### Exercise prompt
Identify all lines of the data containing the string "screenshot" and copy them.

* Start The input *

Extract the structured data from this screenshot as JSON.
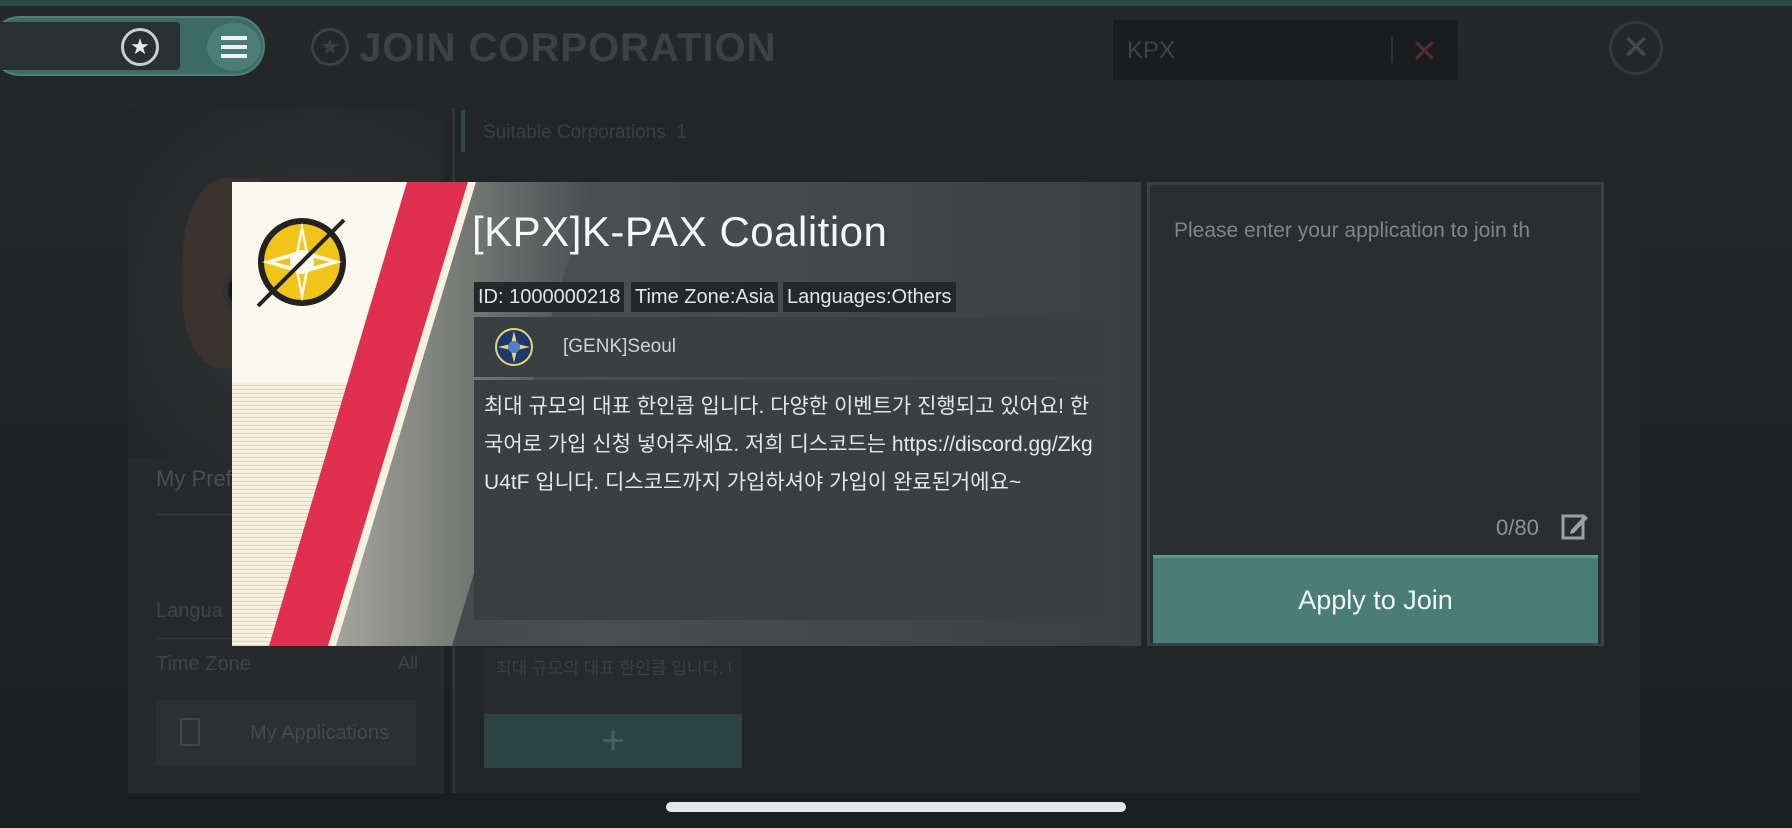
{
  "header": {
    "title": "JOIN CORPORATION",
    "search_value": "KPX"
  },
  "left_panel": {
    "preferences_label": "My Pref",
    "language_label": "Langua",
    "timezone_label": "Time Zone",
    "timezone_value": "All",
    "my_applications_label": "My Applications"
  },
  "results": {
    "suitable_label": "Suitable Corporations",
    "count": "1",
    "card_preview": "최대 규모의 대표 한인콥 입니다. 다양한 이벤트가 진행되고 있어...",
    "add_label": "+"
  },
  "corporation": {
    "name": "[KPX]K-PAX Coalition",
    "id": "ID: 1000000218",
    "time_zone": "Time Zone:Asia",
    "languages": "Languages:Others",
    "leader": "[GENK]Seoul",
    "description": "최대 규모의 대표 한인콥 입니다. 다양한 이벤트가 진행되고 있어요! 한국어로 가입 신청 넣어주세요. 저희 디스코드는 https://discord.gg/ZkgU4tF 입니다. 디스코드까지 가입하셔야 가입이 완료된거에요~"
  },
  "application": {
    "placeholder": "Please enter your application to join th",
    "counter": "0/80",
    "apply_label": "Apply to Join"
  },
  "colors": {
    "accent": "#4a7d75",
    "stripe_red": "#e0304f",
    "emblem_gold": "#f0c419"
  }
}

* End The input *
* Start The input *

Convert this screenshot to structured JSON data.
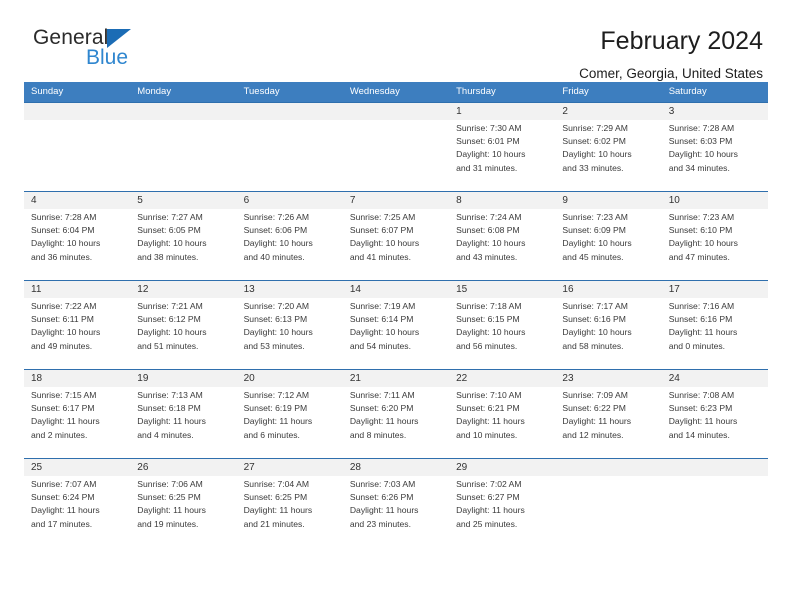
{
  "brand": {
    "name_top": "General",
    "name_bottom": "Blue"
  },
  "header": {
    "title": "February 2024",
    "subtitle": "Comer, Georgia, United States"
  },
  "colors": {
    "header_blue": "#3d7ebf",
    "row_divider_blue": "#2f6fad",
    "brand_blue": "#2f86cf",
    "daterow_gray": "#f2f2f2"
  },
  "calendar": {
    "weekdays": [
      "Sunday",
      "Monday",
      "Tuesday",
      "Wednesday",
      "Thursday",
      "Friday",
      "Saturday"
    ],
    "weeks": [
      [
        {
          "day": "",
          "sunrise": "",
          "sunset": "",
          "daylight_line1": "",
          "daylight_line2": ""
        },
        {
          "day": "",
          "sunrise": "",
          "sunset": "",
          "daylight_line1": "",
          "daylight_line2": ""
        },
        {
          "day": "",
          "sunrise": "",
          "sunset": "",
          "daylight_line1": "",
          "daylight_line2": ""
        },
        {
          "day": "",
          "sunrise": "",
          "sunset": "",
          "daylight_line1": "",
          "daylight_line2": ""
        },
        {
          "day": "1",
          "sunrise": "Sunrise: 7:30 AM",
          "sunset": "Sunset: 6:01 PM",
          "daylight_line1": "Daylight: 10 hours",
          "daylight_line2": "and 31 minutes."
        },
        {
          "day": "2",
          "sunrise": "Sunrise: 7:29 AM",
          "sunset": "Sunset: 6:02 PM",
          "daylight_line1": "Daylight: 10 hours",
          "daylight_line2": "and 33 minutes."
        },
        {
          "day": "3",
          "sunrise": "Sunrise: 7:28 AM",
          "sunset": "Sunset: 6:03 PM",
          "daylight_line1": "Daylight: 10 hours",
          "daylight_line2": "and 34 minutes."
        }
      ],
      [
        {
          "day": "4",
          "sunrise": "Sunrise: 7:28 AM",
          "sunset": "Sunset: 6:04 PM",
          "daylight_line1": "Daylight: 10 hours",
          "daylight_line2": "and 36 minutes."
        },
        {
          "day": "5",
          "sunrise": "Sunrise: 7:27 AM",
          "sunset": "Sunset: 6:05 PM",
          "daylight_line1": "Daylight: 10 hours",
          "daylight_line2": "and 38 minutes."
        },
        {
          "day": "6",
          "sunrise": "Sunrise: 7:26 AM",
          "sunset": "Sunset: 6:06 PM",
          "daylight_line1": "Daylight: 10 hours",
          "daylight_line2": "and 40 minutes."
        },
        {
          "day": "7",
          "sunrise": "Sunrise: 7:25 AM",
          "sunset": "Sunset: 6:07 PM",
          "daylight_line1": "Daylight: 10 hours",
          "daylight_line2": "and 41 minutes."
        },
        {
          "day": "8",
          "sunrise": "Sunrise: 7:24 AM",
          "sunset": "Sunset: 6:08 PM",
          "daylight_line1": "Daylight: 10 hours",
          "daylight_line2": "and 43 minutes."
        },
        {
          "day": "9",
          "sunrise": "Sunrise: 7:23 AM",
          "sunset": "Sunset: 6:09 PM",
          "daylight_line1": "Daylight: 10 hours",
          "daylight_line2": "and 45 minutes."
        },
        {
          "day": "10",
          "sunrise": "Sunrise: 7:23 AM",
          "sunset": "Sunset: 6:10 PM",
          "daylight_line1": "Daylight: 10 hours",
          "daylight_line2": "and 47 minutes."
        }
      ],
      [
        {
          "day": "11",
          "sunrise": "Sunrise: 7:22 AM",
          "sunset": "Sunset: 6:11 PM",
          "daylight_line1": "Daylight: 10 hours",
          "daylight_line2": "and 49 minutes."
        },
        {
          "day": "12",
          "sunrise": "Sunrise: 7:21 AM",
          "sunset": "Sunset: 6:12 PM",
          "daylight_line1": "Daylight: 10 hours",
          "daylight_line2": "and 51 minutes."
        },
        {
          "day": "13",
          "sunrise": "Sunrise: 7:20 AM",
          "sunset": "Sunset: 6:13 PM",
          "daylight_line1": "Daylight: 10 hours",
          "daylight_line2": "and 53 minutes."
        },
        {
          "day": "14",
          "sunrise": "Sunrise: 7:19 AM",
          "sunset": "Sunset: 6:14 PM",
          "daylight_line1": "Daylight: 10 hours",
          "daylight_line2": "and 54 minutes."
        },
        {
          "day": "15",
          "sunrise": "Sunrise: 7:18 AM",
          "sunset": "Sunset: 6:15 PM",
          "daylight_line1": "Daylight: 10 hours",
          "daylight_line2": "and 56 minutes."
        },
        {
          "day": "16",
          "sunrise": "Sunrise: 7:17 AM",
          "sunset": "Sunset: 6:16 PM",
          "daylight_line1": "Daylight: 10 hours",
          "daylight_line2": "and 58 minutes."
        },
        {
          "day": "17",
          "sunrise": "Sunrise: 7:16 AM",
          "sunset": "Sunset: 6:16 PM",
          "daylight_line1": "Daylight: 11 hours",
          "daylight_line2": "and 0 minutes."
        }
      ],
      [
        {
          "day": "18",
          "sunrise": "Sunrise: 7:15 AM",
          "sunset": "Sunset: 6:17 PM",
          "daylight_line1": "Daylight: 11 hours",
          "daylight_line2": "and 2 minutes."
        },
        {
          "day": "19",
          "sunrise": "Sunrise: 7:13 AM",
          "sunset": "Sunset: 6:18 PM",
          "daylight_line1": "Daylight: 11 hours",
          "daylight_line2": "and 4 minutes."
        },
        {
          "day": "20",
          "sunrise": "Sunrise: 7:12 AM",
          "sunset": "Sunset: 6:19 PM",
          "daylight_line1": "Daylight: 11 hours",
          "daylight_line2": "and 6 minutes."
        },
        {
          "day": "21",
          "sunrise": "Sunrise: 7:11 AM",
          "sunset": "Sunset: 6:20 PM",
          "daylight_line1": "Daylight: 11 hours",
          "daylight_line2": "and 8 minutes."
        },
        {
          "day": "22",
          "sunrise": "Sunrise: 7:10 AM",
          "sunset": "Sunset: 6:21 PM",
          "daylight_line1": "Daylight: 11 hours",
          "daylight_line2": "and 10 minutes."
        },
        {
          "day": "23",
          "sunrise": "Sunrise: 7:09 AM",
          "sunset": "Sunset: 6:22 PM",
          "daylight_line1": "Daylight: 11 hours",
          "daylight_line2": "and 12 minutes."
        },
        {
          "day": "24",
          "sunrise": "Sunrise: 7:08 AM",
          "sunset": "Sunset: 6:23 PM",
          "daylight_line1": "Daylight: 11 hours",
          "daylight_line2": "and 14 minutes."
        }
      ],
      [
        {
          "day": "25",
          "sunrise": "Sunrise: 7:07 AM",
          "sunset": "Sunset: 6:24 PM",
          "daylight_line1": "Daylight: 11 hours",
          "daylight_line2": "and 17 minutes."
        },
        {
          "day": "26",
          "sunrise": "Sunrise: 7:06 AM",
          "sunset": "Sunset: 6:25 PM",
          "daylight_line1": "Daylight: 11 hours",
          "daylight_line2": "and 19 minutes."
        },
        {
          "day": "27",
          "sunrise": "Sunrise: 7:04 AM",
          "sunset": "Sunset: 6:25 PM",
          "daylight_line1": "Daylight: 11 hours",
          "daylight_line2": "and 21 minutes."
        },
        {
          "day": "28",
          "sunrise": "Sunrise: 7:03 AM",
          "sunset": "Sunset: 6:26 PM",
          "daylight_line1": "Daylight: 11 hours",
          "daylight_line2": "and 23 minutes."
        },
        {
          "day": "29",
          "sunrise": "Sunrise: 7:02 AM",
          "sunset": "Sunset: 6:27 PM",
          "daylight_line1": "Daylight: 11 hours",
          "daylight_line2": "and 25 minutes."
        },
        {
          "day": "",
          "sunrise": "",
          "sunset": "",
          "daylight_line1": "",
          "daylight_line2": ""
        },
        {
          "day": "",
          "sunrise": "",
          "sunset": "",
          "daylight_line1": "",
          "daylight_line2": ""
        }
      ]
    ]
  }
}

* End The input *

### Full solution
Extract the structured data from this screenshot as JSON.
Convert this screenshot to structured JSON data.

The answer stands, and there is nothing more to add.